++++ RECORDS SHOWN ++++
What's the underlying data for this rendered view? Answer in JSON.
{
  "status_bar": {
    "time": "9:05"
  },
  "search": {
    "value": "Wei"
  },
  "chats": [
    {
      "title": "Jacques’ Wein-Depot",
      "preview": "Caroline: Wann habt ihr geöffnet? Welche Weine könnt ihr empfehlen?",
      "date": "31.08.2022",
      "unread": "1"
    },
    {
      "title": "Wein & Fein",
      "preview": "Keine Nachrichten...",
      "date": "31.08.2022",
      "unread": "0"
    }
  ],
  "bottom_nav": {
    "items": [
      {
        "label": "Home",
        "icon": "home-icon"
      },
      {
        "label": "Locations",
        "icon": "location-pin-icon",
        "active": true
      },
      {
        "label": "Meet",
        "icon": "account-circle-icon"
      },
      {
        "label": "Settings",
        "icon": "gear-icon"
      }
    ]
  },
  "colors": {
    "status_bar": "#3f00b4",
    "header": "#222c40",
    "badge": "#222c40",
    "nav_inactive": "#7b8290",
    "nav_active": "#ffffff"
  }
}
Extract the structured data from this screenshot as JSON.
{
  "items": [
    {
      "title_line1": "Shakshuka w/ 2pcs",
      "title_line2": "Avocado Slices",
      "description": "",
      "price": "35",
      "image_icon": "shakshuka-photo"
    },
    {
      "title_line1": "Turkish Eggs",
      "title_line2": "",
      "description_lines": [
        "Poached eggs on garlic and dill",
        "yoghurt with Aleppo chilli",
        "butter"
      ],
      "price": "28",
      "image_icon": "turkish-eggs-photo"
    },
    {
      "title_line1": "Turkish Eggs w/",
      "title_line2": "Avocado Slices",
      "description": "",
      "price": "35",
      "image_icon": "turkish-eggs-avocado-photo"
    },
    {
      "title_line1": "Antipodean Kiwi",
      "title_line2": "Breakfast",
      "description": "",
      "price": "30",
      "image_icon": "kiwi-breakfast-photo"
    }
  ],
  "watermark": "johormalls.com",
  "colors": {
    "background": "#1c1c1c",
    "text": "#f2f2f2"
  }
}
++++
**TO BE DONE**: Only the number is wanted: how many lines contain the string "preview"?

**COMPLETE ANSWER**: 2